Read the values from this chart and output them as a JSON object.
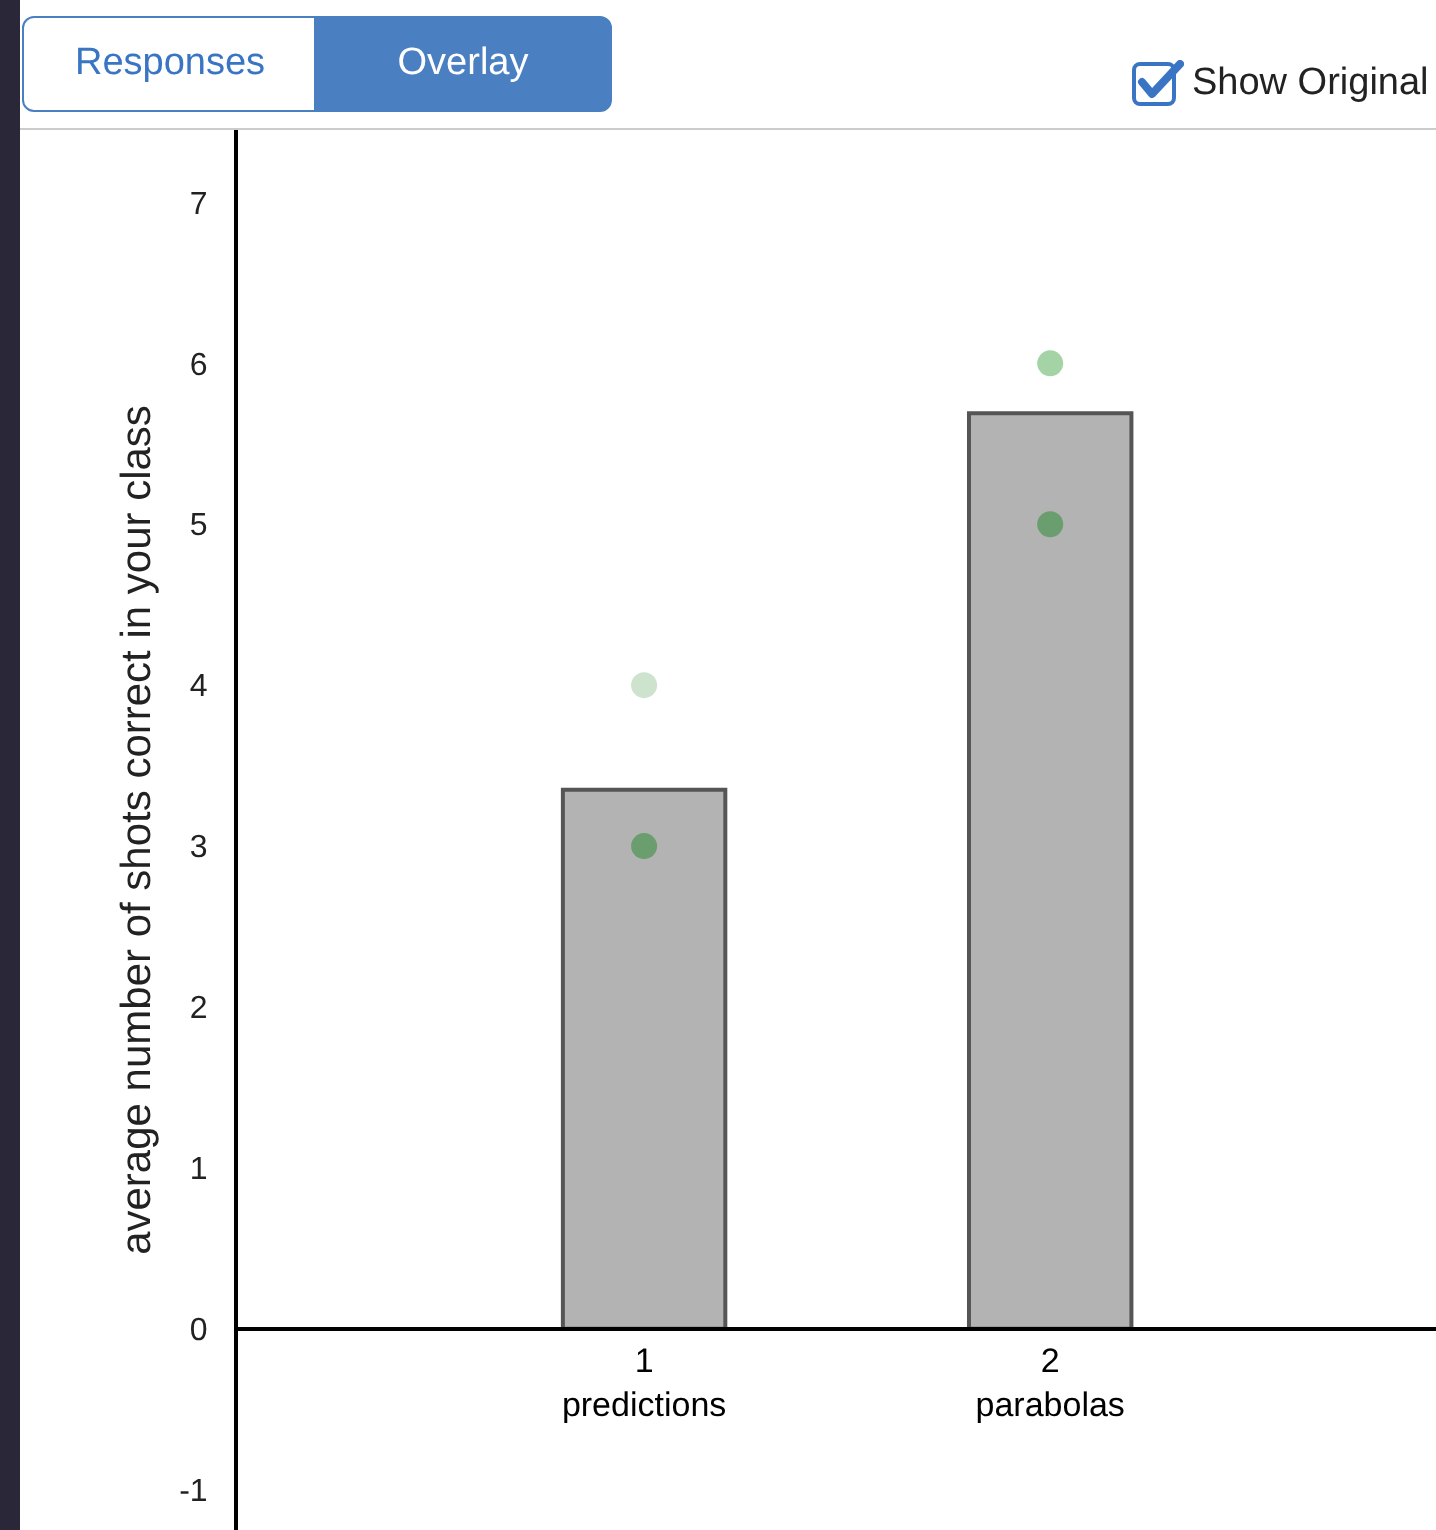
{
  "chart_data": {
    "type": "bar",
    "ylabel": "average number of shots correct in your class",
    "annotations": [
      "Responses",
      "Overlay",
      "Show Original"
    ],
    "x": [
      1,
      2
    ],
    "xlim": [
      0,
      2.95
    ],
    "xticks": [
      {
        "value": 1,
        "label": "1\npredictions"
      },
      {
        "value": 2,
        "label": "2\nparabolas"
      }
    ],
    "ylim": [
      -1.25,
      7.45
    ],
    "yticks": [
      -1,
      0,
      1,
      2,
      3,
      4,
      5,
      6,
      7
    ],
    "grid": false,
    "series": [
      {
        "color": "#b3b3b3",
        "values": [
          3.35,
          5.69
        ]
      },
      {
        "type": "scatter",
        "color": "#6b9e6e",
        "values": [
          3,
          5
        ]
      },
      {
        "type": "scatter",
        "colors": [
          "#cde3cd",
          "#a4d4a6"
        ],
        "values": [
          4,
          6
        ]
      }
    ],
    "marker": "circle"
  }
}
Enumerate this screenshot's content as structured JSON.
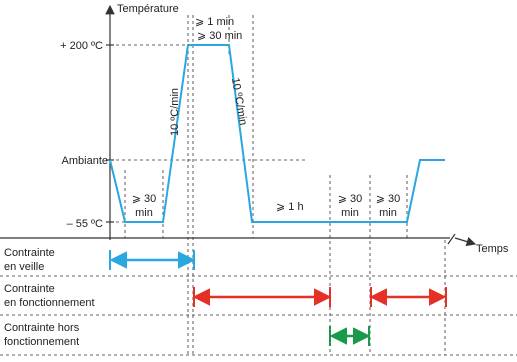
{
  "axis": {
    "y_title": "Température",
    "x_title": "Temps",
    "levels": [
      "+ 200 ºC",
      "Ambiante",
      "– 55 ºC"
    ]
  },
  "annotations": {
    "hold_1min": "⩾ 1 min",
    "hold_top": "⩾ 30 min",
    "ramp_up": "10 ºC/min",
    "ramp_down": "10 ºC/min",
    "hold_low": [
      "⩾ 30",
      "min"
    ],
    "hold_1h": "⩾ 1 h",
    "hold_a": [
      "⩾ 30",
      "min"
    ],
    "hold_b": [
      "⩾ 30",
      "min"
    ]
  },
  "rows": [
    [
      "Contrainte",
      "en veille"
    ],
    [
      "Contrainte",
      "en fonctionnement"
    ],
    [
      "Contrainte hors",
      "fonctionnement"
    ]
  ]
}
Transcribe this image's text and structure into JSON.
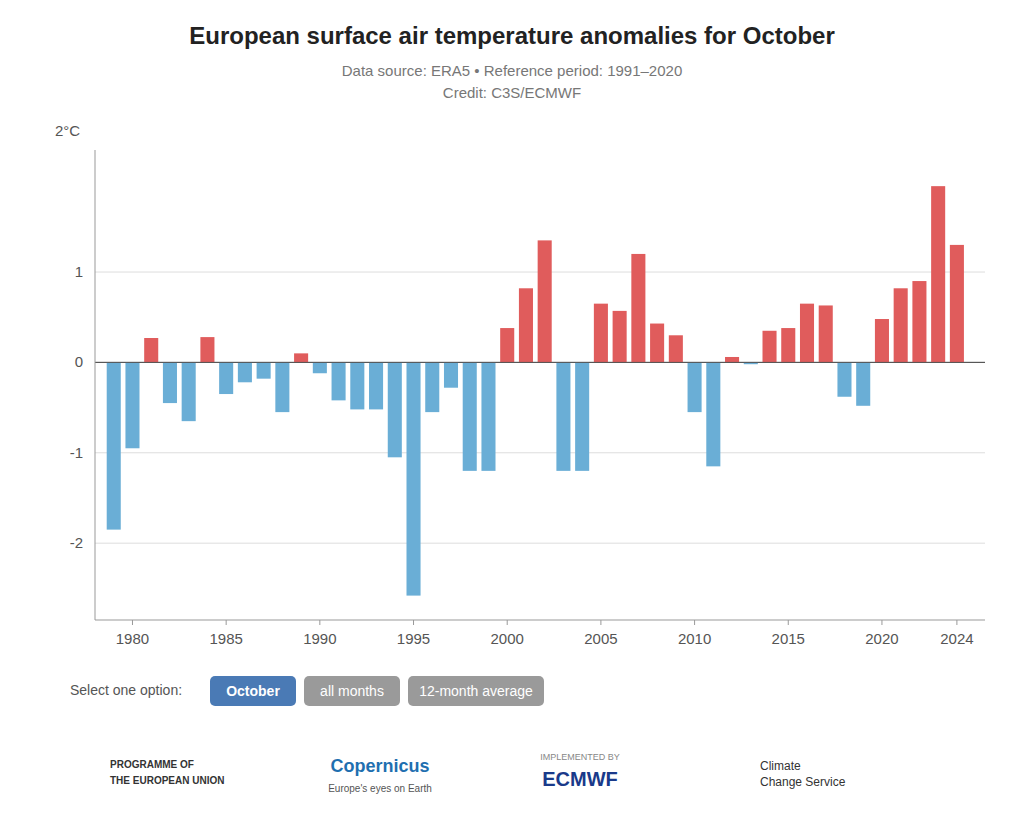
{
  "chart_data": {
    "type": "bar",
    "title": "European surface air temperature anomalies for October",
    "subtitle": [
      "Data source: ERA5 • Reference period: 1991–2020",
      "Credit: C3S/ECMWF"
    ],
    "y_label": "2°C",
    "x": [
      1979,
      1980,
      1981,
      1982,
      1983,
      1984,
      1985,
      1986,
      1987,
      1988,
      1989,
      1990,
      1991,
      1992,
      1993,
      1994,
      1995,
      1996,
      1997,
      1998,
      1999,
      2000,
      2001,
      2002,
      2003,
      2004,
      2005,
      2006,
      2007,
      2008,
      2009,
      2010,
      2011,
      2012,
      2013,
      2014,
      2015,
      2016,
      2017,
      2018,
      2019,
      2020,
      2021,
      2022,
      2023,
      2024
    ],
    "values": [
      -1.85,
      -0.95,
      0.27,
      -0.45,
      -0.65,
      0.28,
      -0.35,
      -0.22,
      -0.18,
      -0.55,
      0.1,
      -0.12,
      -0.42,
      -0.52,
      -0.52,
      -1.05,
      -2.58,
      -0.55,
      -0.28,
      -1.2,
      -1.2,
      0.38,
      0.82,
      1.35,
      -1.2,
      -1.2,
      0.65,
      0.57,
      1.2,
      0.43,
      0.3,
      -0.55,
      -1.15,
      0.06,
      -0.02,
      0.35,
      0.38,
      0.65,
      0.63,
      -0.38,
      -0.48,
      0.48,
      0.82,
      0.9,
      1.95,
      1.3
    ],
    "colors": [
      "#6aaed6",
      "#6aaed6",
      "#e05c5c",
      "#6aaed6",
      "#6aaed6",
      "#e05c5c",
      "#6aaed6",
      "#6aaed6",
      "#6aaed6",
      "#6aaed6",
      "#e05c5c",
      "#6aaed6",
      "#6aaed6",
      "#6aaed6",
      "#6aaed6",
      "#6aaed6",
      "#6aaed6",
      "#6aaed6",
      "#6aaed6",
      "#6aaed6",
      "#6aaed6",
      "#e05c5c",
      "#e05c5c",
      "#e05c5c",
      "#6aaed6",
      "#6aaed6",
      "#e05c5c",
      "#e05c5c",
      "#e05c5c",
      "#e05c5c",
      "#e05c5c",
      "#6aaed6",
      "#6aaed6",
      "#e05c5c",
      "#6aaed6",
      "#e05c5c",
      "#e05c5c",
      "#e05c5c",
      "#e05c5c",
      "#6aaed6",
      "#6aaed6",
      "#e05c5c",
      "#e05c5c",
      "#e05c5c",
      "#e05c5c",
      "#e05c5c"
    ],
    "xlim": [
      1978,
      2025.5
    ],
    "xticks": [
      1980,
      1985,
      1990,
      1995,
      2000,
      2005,
      2010,
      2015,
      2020,
      2024
    ],
    "ylim": [
      -2.85,
      2.35
    ],
    "yticks": [
      -2,
      -1,
      0,
      1
    ],
    "grid": true,
    "annotations": [
      "Select one option:",
      "October",
      "all months",
      "12-month average",
      "PROGRAMME OF",
      "THE EUROPEAN UNION",
      "Copernicus",
      "Europe's eyes on Earth",
      "IMPLEMENTED BY",
      "ECMWF",
      "Climate\nChange Service"
    ]
  }
}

OBJECTIVE.
Reproduce all the entries that precede this task, word for word, minus any pictures.

THE SOLUTION.
Read the values from this chart and output them as a JSON object.
{
  "chart_data": {
    "type": "bar",
    "ylabel": "average number of shots correct in your class",
    "annotations": [
      "Responses",
      "Overlay",
      "Show Original"
    ],
    "x": [
      1,
      2
    ],
    "xlim": [
      0,
      2.95
    ],
    "xticks": [
      {
        "value": 1,
        "label": "1\npredictions"
      },
      {
        "value": 2,
        "label": "2\nparabolas"
      }
    ],
    "ylim": [
      -1.25,
      7.45
    ],
    "yticks": [
      -1,
      0,
      1,
      2,
      3,
      4,
      5,
      6,
      7
    ],
    "grid": false,
    "series": [
      {
        "color": "#b3b3b3",
        "values": [
          3.35,
          5.69
        ]
      },
      {
        "type": "scatter",
        "color": "#6b9e6e",
        "values": [
          3,
          5
        ]
      },
      {
        "type": "scatter",
        "colors": [
          "#cde3cd",
          "#a4d4a6"
        ],
        "values": [
          4,
          6
        ]
      }
    ],
    "marker": "circle"
  }
}
Enumerate this screenshot's content as structured JSON.
{
  "axis": {
    "y_title": "Température",
    "x_title": "Temps",
    "levels": [
      "+ 200 ºC",
      "Ambiante",
      "– 55 ºC"
    ]
  },
  "annotations": {
    "hold_1min": "⩾ 1 min",
    "hold_top": "⩾ 30 min",
    "ramp_up": "10 ºC/min",
    "ramp_down": "10 ºC/min",
    "hold_low": [
      "⩾ 30",
      "min"
    ],
    "hold_1h": "⩾ 1 h",
    "hold_a": [
      "⩾ 30",
      "min"
    ],
    "hold_b": [
      "⩾ 30",
      "min"
    ]
  },
  "rows": [
    [
      "Contrainte",
      "en veille"
    ],
    [
      "Contrainte",
      "en fonctionnement"
    ],
    [
      "Contrainte hors",
      "fonctionnement"
    ]
  ]
}
Transcribe this image's text and structure into JSON.
{
  "chart_data": {
    "type": "bar",
    "title": "European surface air temperature anomalies for October",
    "subtitle": [
      "Data source: ERA5 • Reference period: 1991–2020",
      "Credit: C3S/ECMWF"
    ],
    "y_label": "2°C",
    "x": [
      1979,
      1980,
      1981,
      1982,
      1983,
      1984,
      1985,
      1986,
      1987,
      1988,
      1989,
      1990,
      1991,
      1992,
      1993,
      1994,
      1995,
      1996,
      1997,
      1998,
      1999,
      2000,
      2001,
      2002,
      2003,
      2004,
      2005,
      2006,
      2007,
      2008,
      2009,
      2010,
      2011,
      2012,
      2013,
      2014,
      2015,
      2016,
      2017,
      2018,
      2019,
      2020,
      2021,
      2022,
      2023,
      2024
    ],
    "values": [
      -1.85,
      -0.95,
      0.27,
      -0.45,
      -0.65,
      0.28,
      -0.35,
      -0.22,
      -0.18,
      -0.55,
      0.1,
      -0.12,
      -0.42,
      -0.52,
      -0.52,
      -1.05,
      -2.58,
      -0.55,
      -0.28,
      -1.2,
      -1.2,
      0.38,
      0.82,
      1.35,
      -1.2,
      -1.2,
      0.65,
      0.57,
      1.2,
      0.43,
      0.3,
      -0.55,
      -1.15,
      0.06,
      -0.02,
      0.35,
      0.38,
      0.65,
      0.63,
      -0.38,
      -0.48,
      0.48,
      0.82,
      0.9,
      1.95,
      1.3
    ],
    "colors": [
      "#6aaed6",
      "#6aaed6",
      "#e05c5c",
      "#6aaed6",
      "#6aaed6",
      "#e05c5c",
      "#6aaed6",
      "#6aaed6",
      "#6aaed6",
      "#6aaed6",
      "#e05c5c",
      "#6aaed6",
      "#6aaed6",
      "#6aaed6",
      "#6aaed6",
      "#6aaed6",
      "#6aaed6",
      "#6aaed6",
      "#6aaed6",
      "#6aaed6",
      "#6aaed6",
      "#e05c5c",
      "#e05c5c",
      "#e05c5c",
      "#6aaed6",
      "#6aaed6",
      "#e05c5c",
      "#e05c5c",
      "#e05c5c",
      "#e05c5c",
      "#e05c5c",
      "#6aaed6",
      "#6aaed6",
      "#e05c5c",
      "#6aaed6",
      "#e05c5c",
      "#e05c5c",
      "#e05c5c",
      "#e05c5c",
      "#6aaed6",
      "#6aaed6",
      "#e05c5c",
      "#e05c5c",
      "#e05c5c",
      "#e05c5c",
      "#e05c5c"
    ],
    "xlim": [
      1978,
      2025.5
    ],
    "xticks": [
      1980,
      1985,
      1990,
      1995,
      2000,
      2005,
      2010,
      2015,
      2020,
      2024
    ],
    "ylim": [
      -2.85,
      2.35
    ],
    "yticks": [
      -2,
      -1,
      0,
      1
    ],
    "grid": true,
    "annotations": [
      "Select one option:",
      "October",
      "all months",
      "12-month average",
      "PROGRAMME OF",
      "THE EUROPEAN UNION",
      "Copernicus",
      "Europe's eyes on Earth",
      "IMPLEMENTED BY",
      "ECMWF",
      "Climate\nChange Service"
    ]
  }
}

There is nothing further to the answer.